**AIM OF THE TASK:** What you return must be the lines of the data that hold the word "abgegeben".

**LISTED ENTRIES:**

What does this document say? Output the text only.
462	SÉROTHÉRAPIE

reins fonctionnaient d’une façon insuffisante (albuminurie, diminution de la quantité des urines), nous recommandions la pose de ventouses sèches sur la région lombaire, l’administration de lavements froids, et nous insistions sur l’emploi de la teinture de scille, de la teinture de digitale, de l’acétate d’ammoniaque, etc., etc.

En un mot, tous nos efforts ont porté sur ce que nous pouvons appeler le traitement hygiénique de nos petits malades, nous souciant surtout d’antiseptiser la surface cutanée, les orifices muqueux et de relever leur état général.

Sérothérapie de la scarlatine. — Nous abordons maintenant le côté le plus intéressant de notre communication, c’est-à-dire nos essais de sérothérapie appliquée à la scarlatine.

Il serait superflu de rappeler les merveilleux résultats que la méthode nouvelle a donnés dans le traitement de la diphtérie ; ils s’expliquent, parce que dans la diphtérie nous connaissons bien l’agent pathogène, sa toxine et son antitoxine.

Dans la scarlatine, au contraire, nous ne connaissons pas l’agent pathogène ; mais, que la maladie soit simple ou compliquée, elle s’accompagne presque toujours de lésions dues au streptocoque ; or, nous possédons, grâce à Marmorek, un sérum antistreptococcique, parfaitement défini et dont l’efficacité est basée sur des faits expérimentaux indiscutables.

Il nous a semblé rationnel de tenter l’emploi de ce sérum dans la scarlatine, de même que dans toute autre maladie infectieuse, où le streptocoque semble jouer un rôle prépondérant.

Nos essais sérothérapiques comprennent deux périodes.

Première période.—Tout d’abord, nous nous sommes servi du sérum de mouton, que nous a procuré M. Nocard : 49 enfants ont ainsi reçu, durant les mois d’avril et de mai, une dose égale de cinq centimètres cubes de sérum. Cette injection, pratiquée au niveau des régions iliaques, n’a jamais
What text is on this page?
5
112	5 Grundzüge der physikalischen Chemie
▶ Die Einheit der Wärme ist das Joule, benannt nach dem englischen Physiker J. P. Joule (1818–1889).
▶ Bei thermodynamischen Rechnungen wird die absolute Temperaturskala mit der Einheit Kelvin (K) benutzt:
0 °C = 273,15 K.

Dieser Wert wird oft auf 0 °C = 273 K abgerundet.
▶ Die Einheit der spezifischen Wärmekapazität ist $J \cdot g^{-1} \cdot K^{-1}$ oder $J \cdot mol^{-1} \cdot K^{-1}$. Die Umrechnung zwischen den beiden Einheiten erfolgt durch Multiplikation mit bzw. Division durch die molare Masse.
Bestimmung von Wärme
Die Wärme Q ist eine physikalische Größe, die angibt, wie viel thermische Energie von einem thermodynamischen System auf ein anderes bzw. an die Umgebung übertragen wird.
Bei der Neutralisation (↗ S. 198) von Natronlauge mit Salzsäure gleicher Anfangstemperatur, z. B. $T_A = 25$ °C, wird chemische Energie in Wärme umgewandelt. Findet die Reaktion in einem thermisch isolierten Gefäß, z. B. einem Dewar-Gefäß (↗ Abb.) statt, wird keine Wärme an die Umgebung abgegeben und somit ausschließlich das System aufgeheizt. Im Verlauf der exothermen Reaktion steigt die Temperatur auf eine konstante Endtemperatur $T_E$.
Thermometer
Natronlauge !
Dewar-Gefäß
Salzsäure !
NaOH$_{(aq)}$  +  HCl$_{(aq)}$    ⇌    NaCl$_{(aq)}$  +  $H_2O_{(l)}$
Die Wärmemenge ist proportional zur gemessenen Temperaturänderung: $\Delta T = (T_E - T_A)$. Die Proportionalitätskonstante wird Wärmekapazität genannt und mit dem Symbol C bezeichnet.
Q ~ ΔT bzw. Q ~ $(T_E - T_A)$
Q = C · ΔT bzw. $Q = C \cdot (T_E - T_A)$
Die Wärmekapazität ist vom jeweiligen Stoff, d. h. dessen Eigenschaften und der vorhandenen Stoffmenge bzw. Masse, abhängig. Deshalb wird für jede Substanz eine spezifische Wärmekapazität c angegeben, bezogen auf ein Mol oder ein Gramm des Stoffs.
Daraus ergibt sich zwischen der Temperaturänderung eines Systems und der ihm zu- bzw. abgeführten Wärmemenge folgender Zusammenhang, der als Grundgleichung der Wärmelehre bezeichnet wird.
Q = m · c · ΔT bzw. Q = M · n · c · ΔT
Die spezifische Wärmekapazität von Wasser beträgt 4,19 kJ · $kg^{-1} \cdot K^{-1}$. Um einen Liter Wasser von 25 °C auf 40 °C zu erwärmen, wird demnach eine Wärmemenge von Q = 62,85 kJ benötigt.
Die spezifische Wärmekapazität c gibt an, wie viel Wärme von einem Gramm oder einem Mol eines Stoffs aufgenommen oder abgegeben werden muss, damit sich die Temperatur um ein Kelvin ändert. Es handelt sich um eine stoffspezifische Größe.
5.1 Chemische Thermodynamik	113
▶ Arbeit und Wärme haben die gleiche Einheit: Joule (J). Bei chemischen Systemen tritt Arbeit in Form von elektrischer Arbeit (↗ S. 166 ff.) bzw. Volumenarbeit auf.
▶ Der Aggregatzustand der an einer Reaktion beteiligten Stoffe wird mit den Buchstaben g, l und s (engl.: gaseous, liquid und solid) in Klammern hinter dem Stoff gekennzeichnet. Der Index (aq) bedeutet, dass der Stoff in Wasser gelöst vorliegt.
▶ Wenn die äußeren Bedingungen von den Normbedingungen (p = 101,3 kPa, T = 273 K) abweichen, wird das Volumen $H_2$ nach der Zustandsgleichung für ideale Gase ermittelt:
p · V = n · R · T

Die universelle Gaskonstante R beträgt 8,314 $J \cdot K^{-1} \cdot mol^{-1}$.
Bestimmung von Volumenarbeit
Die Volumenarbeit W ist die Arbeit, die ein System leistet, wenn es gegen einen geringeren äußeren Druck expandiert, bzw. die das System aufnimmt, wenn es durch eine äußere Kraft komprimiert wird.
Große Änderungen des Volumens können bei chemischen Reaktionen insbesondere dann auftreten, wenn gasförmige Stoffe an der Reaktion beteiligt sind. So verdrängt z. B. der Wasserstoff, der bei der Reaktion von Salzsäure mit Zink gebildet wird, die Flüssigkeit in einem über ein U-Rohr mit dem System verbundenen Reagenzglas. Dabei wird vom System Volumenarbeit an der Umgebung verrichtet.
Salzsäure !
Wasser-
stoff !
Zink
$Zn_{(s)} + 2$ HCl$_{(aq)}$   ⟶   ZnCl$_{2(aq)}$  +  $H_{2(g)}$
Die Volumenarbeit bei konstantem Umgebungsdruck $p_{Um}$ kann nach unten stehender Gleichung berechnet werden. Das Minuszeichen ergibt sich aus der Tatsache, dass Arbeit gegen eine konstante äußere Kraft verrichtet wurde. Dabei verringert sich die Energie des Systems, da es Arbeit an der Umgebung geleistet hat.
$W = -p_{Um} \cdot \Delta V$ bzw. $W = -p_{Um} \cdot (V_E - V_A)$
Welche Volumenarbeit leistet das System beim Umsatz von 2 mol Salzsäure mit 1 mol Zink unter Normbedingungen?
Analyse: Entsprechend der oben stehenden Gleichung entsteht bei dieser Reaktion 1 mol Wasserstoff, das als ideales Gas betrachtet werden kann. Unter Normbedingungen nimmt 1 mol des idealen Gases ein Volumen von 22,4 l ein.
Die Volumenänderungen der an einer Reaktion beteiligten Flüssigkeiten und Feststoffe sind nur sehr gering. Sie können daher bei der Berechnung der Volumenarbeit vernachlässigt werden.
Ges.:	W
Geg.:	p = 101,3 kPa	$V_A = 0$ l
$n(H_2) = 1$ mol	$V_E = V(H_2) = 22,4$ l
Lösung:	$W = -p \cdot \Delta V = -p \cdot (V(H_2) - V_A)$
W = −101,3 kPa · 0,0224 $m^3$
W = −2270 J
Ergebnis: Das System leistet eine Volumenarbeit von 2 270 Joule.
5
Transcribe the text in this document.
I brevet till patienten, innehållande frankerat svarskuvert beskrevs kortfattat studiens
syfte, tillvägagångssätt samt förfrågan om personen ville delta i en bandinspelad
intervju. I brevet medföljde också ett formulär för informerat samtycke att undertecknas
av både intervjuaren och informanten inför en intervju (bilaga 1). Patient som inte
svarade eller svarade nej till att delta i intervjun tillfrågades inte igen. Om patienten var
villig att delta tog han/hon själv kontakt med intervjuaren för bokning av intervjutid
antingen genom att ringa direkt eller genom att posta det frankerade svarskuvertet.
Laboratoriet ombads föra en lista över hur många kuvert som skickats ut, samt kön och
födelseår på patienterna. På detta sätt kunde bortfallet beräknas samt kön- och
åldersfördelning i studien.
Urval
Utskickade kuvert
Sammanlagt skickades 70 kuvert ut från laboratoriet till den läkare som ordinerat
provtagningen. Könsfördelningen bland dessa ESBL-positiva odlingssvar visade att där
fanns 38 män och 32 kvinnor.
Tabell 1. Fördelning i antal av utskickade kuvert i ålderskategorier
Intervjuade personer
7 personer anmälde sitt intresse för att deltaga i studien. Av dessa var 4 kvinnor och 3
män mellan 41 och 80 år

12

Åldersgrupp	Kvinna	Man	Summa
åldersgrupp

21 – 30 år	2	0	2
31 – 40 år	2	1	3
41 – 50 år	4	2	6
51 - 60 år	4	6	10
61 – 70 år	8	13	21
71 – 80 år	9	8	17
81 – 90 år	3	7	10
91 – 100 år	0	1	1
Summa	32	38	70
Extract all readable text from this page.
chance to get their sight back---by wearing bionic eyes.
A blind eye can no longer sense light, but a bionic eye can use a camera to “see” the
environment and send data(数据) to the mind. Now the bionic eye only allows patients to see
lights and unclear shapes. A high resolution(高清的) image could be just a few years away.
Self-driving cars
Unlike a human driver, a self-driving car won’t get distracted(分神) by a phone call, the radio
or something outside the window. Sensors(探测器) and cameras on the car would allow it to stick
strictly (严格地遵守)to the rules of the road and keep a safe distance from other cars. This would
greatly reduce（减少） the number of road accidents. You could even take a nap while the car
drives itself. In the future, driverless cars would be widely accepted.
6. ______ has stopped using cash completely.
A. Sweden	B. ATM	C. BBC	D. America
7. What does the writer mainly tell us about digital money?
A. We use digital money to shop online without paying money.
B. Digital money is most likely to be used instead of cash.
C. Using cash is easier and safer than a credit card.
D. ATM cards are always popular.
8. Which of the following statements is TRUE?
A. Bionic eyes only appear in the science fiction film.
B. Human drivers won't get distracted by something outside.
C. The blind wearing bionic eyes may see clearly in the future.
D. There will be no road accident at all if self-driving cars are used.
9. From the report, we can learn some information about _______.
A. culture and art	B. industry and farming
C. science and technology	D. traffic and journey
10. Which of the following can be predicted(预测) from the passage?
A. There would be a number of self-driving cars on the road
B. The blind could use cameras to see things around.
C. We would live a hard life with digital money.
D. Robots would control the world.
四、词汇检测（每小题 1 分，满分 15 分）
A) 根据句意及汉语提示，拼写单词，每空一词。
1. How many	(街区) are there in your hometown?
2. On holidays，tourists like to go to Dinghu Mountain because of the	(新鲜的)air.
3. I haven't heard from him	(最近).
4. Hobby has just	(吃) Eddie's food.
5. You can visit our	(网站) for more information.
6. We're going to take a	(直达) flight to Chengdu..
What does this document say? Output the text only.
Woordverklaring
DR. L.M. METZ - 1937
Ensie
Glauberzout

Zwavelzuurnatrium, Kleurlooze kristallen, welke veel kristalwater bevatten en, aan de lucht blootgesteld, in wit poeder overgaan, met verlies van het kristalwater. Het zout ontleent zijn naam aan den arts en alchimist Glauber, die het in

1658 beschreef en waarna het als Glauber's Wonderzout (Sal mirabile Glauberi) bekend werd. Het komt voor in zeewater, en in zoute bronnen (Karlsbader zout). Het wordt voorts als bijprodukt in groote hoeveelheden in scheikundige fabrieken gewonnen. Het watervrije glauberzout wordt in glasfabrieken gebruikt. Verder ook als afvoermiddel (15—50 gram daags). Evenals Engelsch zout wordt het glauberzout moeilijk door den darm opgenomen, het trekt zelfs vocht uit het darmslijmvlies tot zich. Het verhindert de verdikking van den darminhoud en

**EXPECTED ANSWER:**
Bei der Neutralisation (↗ S. 198) von Natronlauge mit Salzsäure gleicher Anfangstemperatur, z. B. $T_A = 25$ °C, wird chemische Energie in Wärme umgewandelt. Findet die Reaktion in einem thermisch isolierten Gefäß, z. B. einem Dewar-Gefäß (↗ Abb.) statt, wird keine Wärme an die Umgebung abgegeben und somit ausschließlich das System aufgeheizt. Im Verlauf der exothermen Reaktion steigt die Temperatur auf eine konstante Endtemperatur $T_E$.
Die spezifische Wärmekapazität c gibt an, wie viel Wärme von einem Gramm oder einem Mol eines Stoffs aufgenommen oder abgegeben werden muss, damit sich die Temperatur um ein Kelvin ändert. Es handelt sich um eine stoffspezifische Größe.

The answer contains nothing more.